* Begin Extracted entries *

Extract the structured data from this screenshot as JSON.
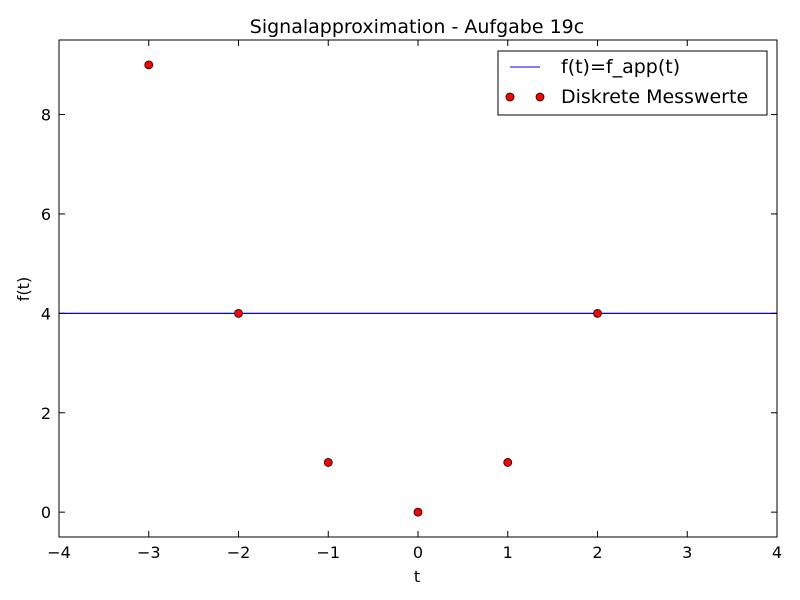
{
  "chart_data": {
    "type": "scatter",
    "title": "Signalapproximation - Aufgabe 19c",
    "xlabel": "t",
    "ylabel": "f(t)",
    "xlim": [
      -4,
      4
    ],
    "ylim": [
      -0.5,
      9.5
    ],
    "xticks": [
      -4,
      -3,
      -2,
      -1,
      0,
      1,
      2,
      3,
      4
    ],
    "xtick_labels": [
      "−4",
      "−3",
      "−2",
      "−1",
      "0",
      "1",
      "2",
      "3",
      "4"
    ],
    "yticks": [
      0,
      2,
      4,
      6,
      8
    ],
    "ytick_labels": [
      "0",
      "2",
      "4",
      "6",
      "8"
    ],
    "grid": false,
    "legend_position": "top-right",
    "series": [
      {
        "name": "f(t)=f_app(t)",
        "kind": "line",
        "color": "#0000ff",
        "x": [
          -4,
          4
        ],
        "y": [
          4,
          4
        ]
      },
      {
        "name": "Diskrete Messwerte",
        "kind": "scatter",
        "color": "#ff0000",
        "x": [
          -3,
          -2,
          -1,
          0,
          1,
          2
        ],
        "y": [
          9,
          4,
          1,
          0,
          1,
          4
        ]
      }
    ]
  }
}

* End Extracted entries *
* Begin Extracted entries *

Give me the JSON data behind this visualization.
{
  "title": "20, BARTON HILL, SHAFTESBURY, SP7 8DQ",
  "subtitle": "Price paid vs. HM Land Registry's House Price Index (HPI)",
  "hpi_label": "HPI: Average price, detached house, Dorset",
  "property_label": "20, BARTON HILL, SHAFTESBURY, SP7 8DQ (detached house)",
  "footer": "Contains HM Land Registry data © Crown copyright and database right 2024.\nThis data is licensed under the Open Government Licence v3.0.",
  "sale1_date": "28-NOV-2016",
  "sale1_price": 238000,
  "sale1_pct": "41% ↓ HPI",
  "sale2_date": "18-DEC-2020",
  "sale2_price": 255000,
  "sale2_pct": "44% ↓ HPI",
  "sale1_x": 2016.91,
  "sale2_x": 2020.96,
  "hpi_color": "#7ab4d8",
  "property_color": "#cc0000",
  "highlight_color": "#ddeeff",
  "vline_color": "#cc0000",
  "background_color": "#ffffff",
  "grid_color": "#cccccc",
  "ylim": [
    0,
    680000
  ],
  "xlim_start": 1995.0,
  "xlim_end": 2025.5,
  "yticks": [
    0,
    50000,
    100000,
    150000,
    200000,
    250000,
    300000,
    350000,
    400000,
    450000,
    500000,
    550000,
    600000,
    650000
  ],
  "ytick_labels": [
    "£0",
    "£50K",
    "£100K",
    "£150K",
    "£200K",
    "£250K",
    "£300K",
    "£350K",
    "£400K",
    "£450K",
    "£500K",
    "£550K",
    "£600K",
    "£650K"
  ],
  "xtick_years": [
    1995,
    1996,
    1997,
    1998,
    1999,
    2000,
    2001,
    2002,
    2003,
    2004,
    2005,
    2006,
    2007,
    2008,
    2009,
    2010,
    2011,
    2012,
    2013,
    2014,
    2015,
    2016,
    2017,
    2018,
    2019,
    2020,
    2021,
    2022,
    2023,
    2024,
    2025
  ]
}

* End Extracted entries *

§ Short exercise: Count how many lines contain "Registry" and give only that count.

§ Correct result: 2